*OBJETIVO A*:
Reproduza sem alterações o trecho do texto sobre a tirania do barulho que vai de "Aqui em casa" até "barulho está disseminada.".

*TRECHO DA PÁGINA*:
--------------------
Imposição
tirânica que faz adoecer – Lissi Bender*
Seja sincero,
você ainda consegue frequentar algum espaço público, em nosso meio, em que
pessoas se encontram e todas falam em tom normal e respeitoso? Você consegue
ainda encontrar um lugar público sem a presença impositiva da TV? Conhece algum
evento público, mesmo comunitário, em que o som da música se propague naturalmente,
e as pessoas se encontrem para celebrar, confraternizar, sem potentes caixas de
som, sem zoada?
Conhece emissoras
de radio e TV em que comerciais não pareçam latido de cachorro raivoso? Ainda
existe alguma rua livre da imposição de alto-falantes e por onde não transitem
carros com som em volume máximo? Um lugar livre de foguetório, nem que seja de
madrugada?
Aqui em casa a
televisão fica confinada na salinha de fundos. Mesmo assim não estou livre
de ruidosos comerciais. Vou ao consultório, lá está ela. Vou ao
laboratório para fazer exames e lá está a TV ligada. (Em seu lugar poderiam
oferecer livros de contos, de poesias, jornais atualizados). Por onde circulo
encontro TV ou outro som ligado. A tirania do barulho está disseminada.
--------------------
*DADOS DO EXERCÍCIO*:
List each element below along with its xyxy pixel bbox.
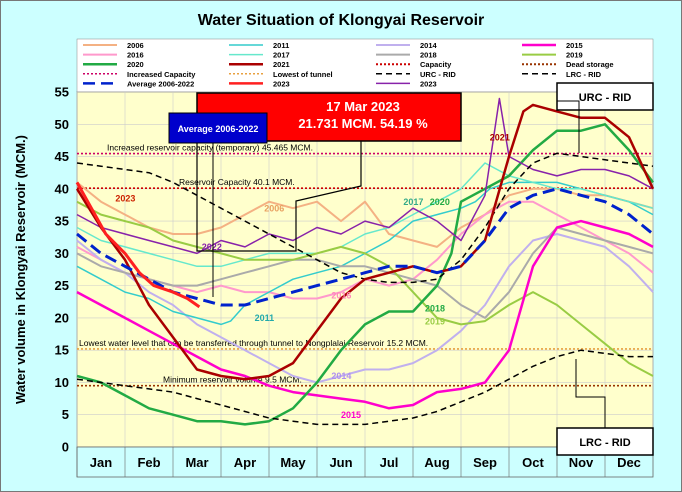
y-tick-label: 40	[55, 181, 69, 196]
y-tick-label: 0	[62, 440, 69, 455]
x-tick-label: Aug	[424, 455, 449, 470]
y-tick-label: 5	[62, 407, 69, 422]
x-tick-label: Nov	[569, 455, 594, 470]
y-tick-label: 10	[55, 375, 69, 390]
legend-label: 2015	[566, 41, 583, 50]
legend-label: 2023	[420, 79, 437, 88]
callout-lrc-leader	[575, 359, 606, 428]
series-label: 2021	[490, 132, 510, 142]
series-line-lrc-rid	[76, 349, 653, 426]
callout-2023-leader	[196, 111, 362, 252]
series-label: 2014	[331, 371, 351, 381]
series-label: 2011	[255, 313, 275, 323]
legend-label: Dead storage	[566, 60, 614, 69]
legend-label: Lowest of tunnel	[273, 70, 333, 79]
reference-label: Lowest water level that can be transferr…	[79, 338, 428, 348]
reference-label: Minimum reservoir volume 9.5 MCM.	[163, 375, 302, 385]
legend-label: 2019	[566, 51, 583, 60]
x-tick-label: Jul	[380, 455, 399, 470]
callout-lrc-box	[556, 427, 654, 456]
y-tick-label: 50	[55, 117, 69, 132]
y-tick-label: 35	[55, 214, 69, 229]
series-line-2019	[76, 200, 654, 377]
y-tick-label: 20	[55, 310, 69, 325]
series-label: 2006	[264, 203, 284, 213]
callout-urc-label: URC - RID	[579, 92, 632, 104]
chart-title: Water Situation of Klongyai Reservoir	[198, 12, 485, 29]
series-line-2022	[76, 97, 654, 255]
x-tick-label: Feb	[137, 455, 160, 470]
x-tick-label: Apr	[234, 455, 256, 470]
callout-urc-box	[556, 82, 654, 111]
callout-lrc-label: LRC - RID	[579, 437, 630, 449]
legend-label: Increased Capacity	[127, 70, 196, 79]
series-label: 2017	[403, 197, 423, 207]
x-tick-label: May	[280, 455, 306, 470]
legend-label: 2006	[127, 41, 144, 50]
series-label: 2018	[425, 303, 445, 313]
callout-average-box	[168, 112, 268, 144]
callout-urc-leader	[557, 100, 580, 153]
series-label: 2019	[425, 316, 445, 326]
callout-2023-value: 21.731 MCM. 54.19 %	[298, 116, 428, 131]
legend-label: 2011	[273, 41, 289, 50]
x-tick-label: Oct	[522, 455, 544, 470]
series-label: 2022	[202, 242, 222, 252]
series-line-2023	[75, 181, 201, 309]
callout-average-label: Average 2006-2022	[178, 124, 259, 134]
series-line-2021	[75, 103, 655, 381]
legend-label: 2014	[420, 41, 438, 50]
legend-label: Capacity	[420, 60, 452, 69]
x-tick-label: Jan	[90, 455, 112, 470]
x-tick-label: Jun	[329, 455, 352, 470]
reference-label: Increased reservoir capacity (temporary)…	[107, 143, 313, 153]
series-line-2020	[76, 123, 655, 426]
legend-label: 2023	[273, 79, 290, 88]
y-tick-label: 30	[55, 246, 69, 261]
y-axis-label: Water volume in Klongyai Reservoir (MCM.…	[13, 135, 28, 404]
y-tick-label: 25	[55, 278, 69, 293]
series-line-2014	[76, 233, 654, 384]
series-label: 2016	[331, 291, 351, 301]
x-tick-label: Dec	[617, 455, 641, 470]
x-tick-label: Sep	[473, 455, 497, 470]
series-line-2017	[76, 162, 654, 268]
legend-label: URC - RID	[420, 70, 456, 79]
y-tick-label: 55	[55, 85, 69, 100]
legend-label: 2016	[127, 51, 144, 60]
callout-2023-date: 17 Mar 2023	[326, 99, 400, 114]
series-line-2015	[76, 219, 654, 410]
y-tick-label: 45	[55, 149, 69, 164]
legend-label: 2020	[127, 60, 144, 69]
y-tick-label: 15	[55, 343, 69, 358]
legend-label: 2021	[273, 60, 290, 69]
series-label: 2023	[115, 194, 135, 204]
series-label: 2015	[341, 410, 361, 420]
legend-label: 2017	[273, 51, 290, 60]
legend-label: 2018	[420, 51, 437, 60]
reference-label: Reservoir Capacity 40.1 MCM.	[179, 177, 295, 187]
x-tick-label: Mar	[185, 455, 208, 470]
legend-label: Average 2006-2022	[127, 79, 194, 88]
legend-label: LRC - RID	[566, 70, 602, 79]
series-label: 2020	[430, 197, 450, 207]
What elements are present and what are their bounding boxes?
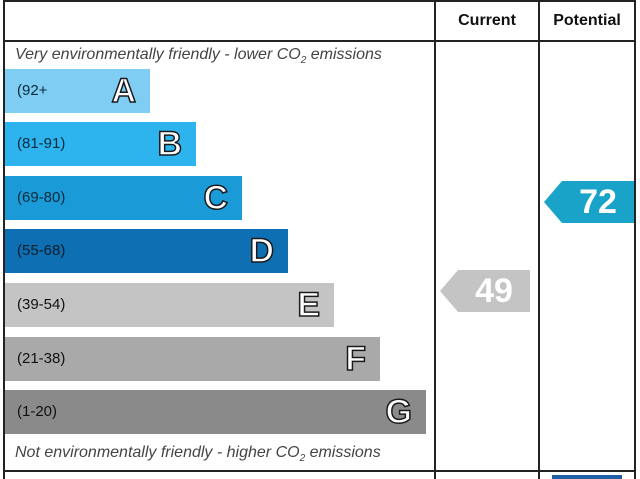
band-letter: A — [111, 71, 137, 111]
band-range-label: (21-38) — [17, 350, 66, 367]
top-caption: Very environmentally friendly - lower CO… — [15, 46, 382, 67]
potential-column-divider — [538, 0, 540, 479]
rating-band-f: (21-38) F — [5, 337, 380, 381]
band-letter: G — [385, 392, 413, 432]
band-letter: C — [203, 178, 229, 218]
current-column-divider — [434, 0, 436, 479]
rating-band-b: (81-91) B — [5, 122, 196, 166]
bottom-caption: Not environmentally friendly - higher CO… — [15, 444, 381, 465]
next-section-edge — [552, 475, 622, 479]
rating-band-c: (69-80) C — [5, 176, 242, 220]
potential-rating-arrow: 72 — [544, 181, 634, 223]
potential-column-header: Potential — [553, 12, 621, 29]
band-range-label: (81-91) — [17, 135, 66, 152]
left-border — [3, 0, 5, 479]
band-range-label: (39-54) — [17, 296, 66, 313]
band-letter: D — [249, 231, 275, 271]
rating-band-a: (92+ A — [5, 69, 150, 113]
band-letter: B — [157, 124, 183, 164]
right-border — [634, 0, 636, 479]
band-range-label: (69-80) — [17, 189, 66, 206]
rating-band-e: (39-54) E — [5, 283, 334, 327]
top-border — [3, 0, 636, 2]
band-range-label: (55-68) — [17, 242, 66, 259]
band-letter: E — [297, 285, 321, 325]
energy-rating-chart: Current Potential Very environmentally f… — [3, 0, 636, 479]
current-rating-arrow: 49 — [440, 270, 530, 312]
band-range-label: (1-20) — [17, 403, 58, 420]
potential-rating-value: 72 — [579, 183, 617, 221]
header-divider — [3, 40, 636, 42]
rating-band-d: (55-68) D — [5, 229, 288, 273]
bottom-border — [3, 470, 636, 472]
band-letter: F — [344, 339, 366, 379]
rating-band-g: (1-20) G — [5, 390, 426, 434]
current-rating-value: 49 — [475, 272, 513, 310]
current-column-header: Current — [458, 12, 516, 29]
band-range-label: (92+ — [17, 82, 48, 99]
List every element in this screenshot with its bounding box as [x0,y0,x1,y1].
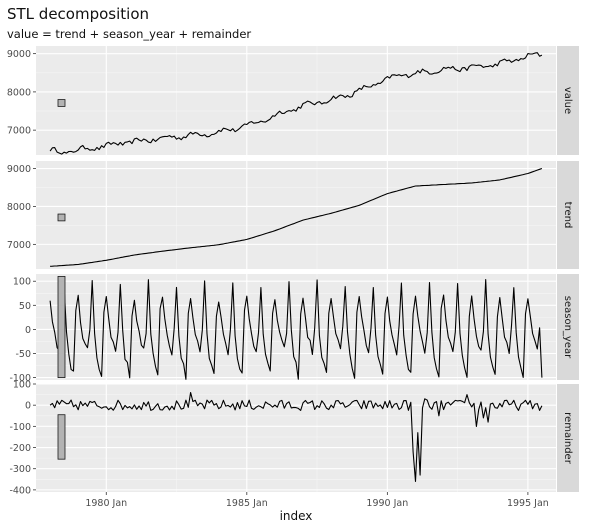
x-axis-label: index [280,509,313,523]
y-tick-label: 9000 [7,49,31,60]
y-tick-label: 7000 [7,240,31,251]
y-tick-label: -100 [9,373,31,384]
strip-label-season_year: season_year [562,296,573,359]
scale-bar-season_year [57,276,66,378]
y-tick-label: 7000 [7,126,31,137]
x-tick-label: 1995 Jan [507,498,549,509]
series-line-trend [50,167,543,267]
y-tick-label: -100 [9,422,31,433]
y-tick-label: -50 [15,349,31,360]
strip-remainder [557,384,579,492]
strip-label-value: value [562,87,573,114]
scale-bar-remainder [57,414,66,460]
y-tick-label: 8000 [7,87,31,98]
chart-subtitle: value = trend + season_year + remainder [7,27,252,41]
series-line-remainder [49,391,543,482]
series-line-season_year [49,279,543,380]
strip-value [557,46,579,155]
scale-bar-value [57,99,66,107]
x-tick-label: 1990 Jan [366,498,408,509]
scale-bar-trend [57,213,66,222]
y-tick-label: 8000 [7,202,31,213]
y-tick-label: 100 [13,380,31,391]
y-tick-label: -300 [9,464,31,475]
strip-label-trend: trend [562,202,573,229]
panel-value-bg [36,46,556,155]
x-tick-label: 1980 Jan [85,498,127,509]
chart-title: STL decomposition [7,5,150,23]
y-tick-label: 9000 [7,164,31,175]
y-tick-label: 50 [19,301,31,312]
strip-season_year [557,274,579,380]
x-tick-label: 1985 Jan [226,498,268,509]
y-tick-label: -200 [9,443,31,454]
strip-label-remainder: remainder [562,412,573,465]
strip-trend [557,161,579,269]
y-tick-label: -400 [9,485,31,496]
series-line-value [49,52,543,155]
y-tick-label: 0 [25,401,31,412]
panel-trend-bg [36,161,556,269]
panel-remainder-bg [36,384,556,492]
y-tick-label: 100 [13,277,31,288]
y-tick-label: 0 [25,325,31,336]
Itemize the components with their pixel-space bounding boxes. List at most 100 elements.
--------------------
*OBJETIVO B*:
Apresente como uma lista JSON de strings, uma por linha e sem as linhas em branco, o trecho da listagem que vai da linha que contém "band-letter: A — [111, 71, 137, 111]" até a linha que contém "List every element", ambas incluídas.

*RESULTADO CORRETO A*:
Aqui em casa a
televisão fica confinada na salinha de fundos. Mesmo assim não estou livre
de ruidosos comerciais. Vou ao consultório, lá está ela. Vou ao
laboratório para fazer exames e lá está a TV ligada. (Em seu lugar poderiam
oferecer livros de contos, de poesias, jornais atualizados). Por onde circulo
encontro TV ou outro som ligado. A tirania do barulho está disseminada.

*RESULTADO CORRETO B*:
[
  "band-letter: A — [111, 71, 137, 111]",
  "band-range-label: (21-38) — [17, 350, 66, 367]",
  "top-caption: Very environmentally friendly - lower CO… — [15, 46, 382, 67]",
  "potential-column-divider — [538, 0, 540, 479]",
  "rating-band-f: (21-38) F — [5, 337, 380, 381]",
  "band-letter: G — [385, 392, 413, 432]",
  "band-letter: C — [203, 178, 229, 218]",
  "current-column-divider — [434, 0, 436, 479]",
  "rating-band-b: (81-91) B — [5, 122, 196, 166]",
  "bottom-caption: Not environmentally friendly - higher CO… — [15, 444, 381, 465]",
  "next-section-edge — [552, 475, 622, 479]",
  "rating-band-c: (69-80) C — [5, 176, 242, 220]",
  "potential-rating-arrow: 72 — [544, 181, 634, 223]",
  "potential-column-header: Potential — [553, 12, 621, 29]",
  "band-range-label: (81-91) — [17, 135, 66, 152]",
  "left-border — [3, 0, 5, 479]",
  "band-range-label: (39-54) — [17, 296, 66, 313]",
  "band-letter: D — [249, 231, 275, 271]",
  "rating-band-a: (92+ A — [5, 69, 150, 113]",
  "band-letter: B — [157, 124, 183, 164]",
  "right-border — [634, 0, 636, 479]",
  "band-range-label: (69-80) — [17, 189, 66, 206]",
  "rating-band-e: (39-54) E — [5, 283, 334, 327]",
  "top-border — [3, 0, 636, 2]",
  "band-range-label: (55-68) — [17, 242, 66, 259]",
  "band-letter: E — [297, 285, 321, 325]",
  "energy-rating-chart: Current Potential Very environmentally f… — [3, 0, 636, 479]",
  "current-rating-arrow: 49 — [440, 270, 530, 312]",
  "band-range-label: (1-20) — [17, 403, 58, 420]",
  "potential-rating-value: 72 — [579, 183, 617, 221]",
  "header-divider — [3, 40, 636, 42]",
  "rating-band-d: (55-68) D — [5, 229, 288, 273]",
  "bottom-border — [3, 470, 636, 472]",
  "band-letter: F — [344, 339, 366, 379]",
  "rating-band-g: (1-20) G — [5, 390, 426, 434]",
  "current-rating-value: 49 — [475, 272, 513, 310]",
  "current-column-header: Current — [458, 12, 516, 29]",
  "band-range-label: (92+ — [17, 82, 48, 99]",
  "List every element in this screenshot with its bounding box as [x0,y0,x1,y1]."
]